◆ Your objective ◆
Wherever the word "this" appears in a line, extract that line.

◆ Supplied entries ◆

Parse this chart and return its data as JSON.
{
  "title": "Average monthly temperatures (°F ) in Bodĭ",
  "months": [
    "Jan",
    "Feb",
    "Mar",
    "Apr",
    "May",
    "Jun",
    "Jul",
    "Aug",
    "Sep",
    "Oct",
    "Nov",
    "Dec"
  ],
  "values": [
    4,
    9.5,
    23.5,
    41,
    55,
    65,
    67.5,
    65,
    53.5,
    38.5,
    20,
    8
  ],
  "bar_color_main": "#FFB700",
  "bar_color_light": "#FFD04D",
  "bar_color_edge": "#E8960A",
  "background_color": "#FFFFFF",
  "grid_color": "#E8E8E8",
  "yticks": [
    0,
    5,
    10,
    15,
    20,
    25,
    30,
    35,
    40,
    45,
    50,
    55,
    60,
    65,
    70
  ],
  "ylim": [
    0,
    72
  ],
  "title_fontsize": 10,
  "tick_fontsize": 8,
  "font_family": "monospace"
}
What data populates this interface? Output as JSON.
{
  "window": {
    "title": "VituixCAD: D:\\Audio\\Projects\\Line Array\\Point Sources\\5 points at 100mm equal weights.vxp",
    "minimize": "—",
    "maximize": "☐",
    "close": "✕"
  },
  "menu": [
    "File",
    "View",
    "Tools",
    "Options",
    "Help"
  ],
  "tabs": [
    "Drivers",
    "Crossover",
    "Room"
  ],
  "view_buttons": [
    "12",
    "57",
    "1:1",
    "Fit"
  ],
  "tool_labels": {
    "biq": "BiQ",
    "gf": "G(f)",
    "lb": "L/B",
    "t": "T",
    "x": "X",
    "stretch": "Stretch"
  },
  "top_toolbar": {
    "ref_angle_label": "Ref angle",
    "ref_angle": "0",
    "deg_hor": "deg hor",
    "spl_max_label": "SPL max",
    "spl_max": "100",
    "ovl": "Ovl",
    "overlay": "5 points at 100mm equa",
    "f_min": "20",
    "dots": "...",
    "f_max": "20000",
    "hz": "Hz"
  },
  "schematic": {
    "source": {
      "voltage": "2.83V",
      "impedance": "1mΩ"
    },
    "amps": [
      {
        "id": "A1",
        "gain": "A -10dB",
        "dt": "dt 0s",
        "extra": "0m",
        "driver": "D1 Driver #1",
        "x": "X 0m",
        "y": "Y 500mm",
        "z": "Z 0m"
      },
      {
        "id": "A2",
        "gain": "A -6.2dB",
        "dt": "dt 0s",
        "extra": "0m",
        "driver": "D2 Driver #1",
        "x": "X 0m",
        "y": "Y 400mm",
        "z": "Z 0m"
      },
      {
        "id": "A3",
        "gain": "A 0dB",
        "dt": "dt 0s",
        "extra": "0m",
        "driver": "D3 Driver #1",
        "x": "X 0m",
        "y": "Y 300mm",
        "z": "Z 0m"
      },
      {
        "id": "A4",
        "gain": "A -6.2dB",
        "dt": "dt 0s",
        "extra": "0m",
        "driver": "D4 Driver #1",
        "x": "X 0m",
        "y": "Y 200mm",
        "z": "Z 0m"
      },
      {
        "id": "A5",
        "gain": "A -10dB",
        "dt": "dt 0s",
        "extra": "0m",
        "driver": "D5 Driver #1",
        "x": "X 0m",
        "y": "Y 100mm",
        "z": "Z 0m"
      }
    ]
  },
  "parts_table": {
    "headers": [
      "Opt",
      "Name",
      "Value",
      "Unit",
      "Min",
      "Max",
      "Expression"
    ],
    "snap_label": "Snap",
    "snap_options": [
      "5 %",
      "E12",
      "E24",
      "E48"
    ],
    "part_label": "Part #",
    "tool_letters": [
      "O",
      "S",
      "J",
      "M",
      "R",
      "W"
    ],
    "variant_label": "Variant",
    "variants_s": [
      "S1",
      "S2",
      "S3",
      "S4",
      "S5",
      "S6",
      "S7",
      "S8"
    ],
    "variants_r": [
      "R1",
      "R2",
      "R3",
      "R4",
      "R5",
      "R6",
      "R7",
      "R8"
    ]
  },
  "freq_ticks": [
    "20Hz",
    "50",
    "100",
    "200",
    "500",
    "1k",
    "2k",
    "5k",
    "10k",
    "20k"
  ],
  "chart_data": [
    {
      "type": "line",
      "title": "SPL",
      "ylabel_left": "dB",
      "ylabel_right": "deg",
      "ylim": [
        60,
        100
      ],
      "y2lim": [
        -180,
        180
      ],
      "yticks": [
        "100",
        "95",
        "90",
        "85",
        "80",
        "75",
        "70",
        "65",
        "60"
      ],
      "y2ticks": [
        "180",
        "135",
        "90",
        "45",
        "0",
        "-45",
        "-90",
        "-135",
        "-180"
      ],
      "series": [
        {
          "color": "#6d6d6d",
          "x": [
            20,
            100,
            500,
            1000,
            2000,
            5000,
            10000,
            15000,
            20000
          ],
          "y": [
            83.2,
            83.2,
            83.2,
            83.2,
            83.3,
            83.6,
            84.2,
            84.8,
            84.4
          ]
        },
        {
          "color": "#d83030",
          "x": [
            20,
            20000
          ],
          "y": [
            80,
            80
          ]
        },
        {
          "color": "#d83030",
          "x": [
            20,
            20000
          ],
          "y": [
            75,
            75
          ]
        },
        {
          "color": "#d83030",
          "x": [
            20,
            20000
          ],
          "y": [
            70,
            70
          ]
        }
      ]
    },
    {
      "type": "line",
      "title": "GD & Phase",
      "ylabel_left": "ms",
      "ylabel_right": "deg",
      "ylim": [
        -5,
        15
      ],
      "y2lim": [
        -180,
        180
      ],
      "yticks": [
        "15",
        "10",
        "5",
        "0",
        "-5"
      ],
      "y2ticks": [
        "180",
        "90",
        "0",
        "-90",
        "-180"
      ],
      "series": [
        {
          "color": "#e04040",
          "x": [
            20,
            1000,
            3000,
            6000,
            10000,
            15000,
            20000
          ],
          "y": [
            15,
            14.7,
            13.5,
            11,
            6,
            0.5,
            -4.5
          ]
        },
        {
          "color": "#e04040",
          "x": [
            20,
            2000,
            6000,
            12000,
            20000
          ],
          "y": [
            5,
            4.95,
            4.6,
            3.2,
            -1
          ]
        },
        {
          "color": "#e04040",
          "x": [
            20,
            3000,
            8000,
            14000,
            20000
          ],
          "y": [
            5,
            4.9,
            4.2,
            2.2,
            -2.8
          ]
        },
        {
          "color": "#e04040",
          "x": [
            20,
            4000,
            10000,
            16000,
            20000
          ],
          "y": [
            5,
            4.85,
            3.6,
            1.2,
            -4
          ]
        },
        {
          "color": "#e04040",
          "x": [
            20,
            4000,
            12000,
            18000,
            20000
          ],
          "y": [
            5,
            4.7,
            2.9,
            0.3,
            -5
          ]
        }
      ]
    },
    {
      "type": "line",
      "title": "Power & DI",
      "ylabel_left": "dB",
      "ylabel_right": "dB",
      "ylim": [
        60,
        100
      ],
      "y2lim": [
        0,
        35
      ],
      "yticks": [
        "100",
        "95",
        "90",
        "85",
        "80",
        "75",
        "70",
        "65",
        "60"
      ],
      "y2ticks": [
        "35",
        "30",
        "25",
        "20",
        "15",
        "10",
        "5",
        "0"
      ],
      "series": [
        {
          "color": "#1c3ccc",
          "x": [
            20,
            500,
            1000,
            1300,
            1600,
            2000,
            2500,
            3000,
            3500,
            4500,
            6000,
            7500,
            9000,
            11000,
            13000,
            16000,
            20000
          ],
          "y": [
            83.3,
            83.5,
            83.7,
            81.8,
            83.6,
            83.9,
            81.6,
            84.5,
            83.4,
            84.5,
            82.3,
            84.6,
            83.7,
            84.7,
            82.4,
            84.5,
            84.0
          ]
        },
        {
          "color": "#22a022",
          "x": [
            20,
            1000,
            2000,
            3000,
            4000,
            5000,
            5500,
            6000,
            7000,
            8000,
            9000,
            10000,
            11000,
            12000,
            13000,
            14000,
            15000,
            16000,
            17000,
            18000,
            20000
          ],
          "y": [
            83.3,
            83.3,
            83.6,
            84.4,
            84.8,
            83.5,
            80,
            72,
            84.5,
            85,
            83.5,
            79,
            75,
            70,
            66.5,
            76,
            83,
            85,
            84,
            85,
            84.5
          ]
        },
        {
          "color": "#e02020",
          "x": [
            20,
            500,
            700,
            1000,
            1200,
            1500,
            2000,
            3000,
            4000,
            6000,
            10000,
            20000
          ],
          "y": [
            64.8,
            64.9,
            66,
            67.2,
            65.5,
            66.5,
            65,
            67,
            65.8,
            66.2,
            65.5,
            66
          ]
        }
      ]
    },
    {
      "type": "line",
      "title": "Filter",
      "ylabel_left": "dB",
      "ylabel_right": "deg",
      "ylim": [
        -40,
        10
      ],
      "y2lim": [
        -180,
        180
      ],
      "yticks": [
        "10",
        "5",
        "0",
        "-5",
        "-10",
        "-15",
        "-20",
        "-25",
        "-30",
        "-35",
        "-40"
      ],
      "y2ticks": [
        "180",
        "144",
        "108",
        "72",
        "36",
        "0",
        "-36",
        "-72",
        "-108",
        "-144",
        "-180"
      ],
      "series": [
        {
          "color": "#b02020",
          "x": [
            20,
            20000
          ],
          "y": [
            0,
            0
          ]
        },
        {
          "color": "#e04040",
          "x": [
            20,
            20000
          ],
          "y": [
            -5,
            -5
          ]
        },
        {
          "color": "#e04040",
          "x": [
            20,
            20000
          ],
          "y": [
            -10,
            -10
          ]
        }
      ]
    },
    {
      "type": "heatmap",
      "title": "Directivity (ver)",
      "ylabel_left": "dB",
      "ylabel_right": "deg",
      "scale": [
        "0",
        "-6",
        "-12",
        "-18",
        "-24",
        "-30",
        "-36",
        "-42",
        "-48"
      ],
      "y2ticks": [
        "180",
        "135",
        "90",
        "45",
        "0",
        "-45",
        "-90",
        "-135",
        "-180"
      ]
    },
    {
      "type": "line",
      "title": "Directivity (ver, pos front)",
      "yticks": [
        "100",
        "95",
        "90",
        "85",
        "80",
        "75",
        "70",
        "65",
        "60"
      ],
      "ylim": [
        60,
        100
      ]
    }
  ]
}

◆ Task solution ◆
Parse this chart and return its data as JSON.
What data populates this interface? Output as JSON.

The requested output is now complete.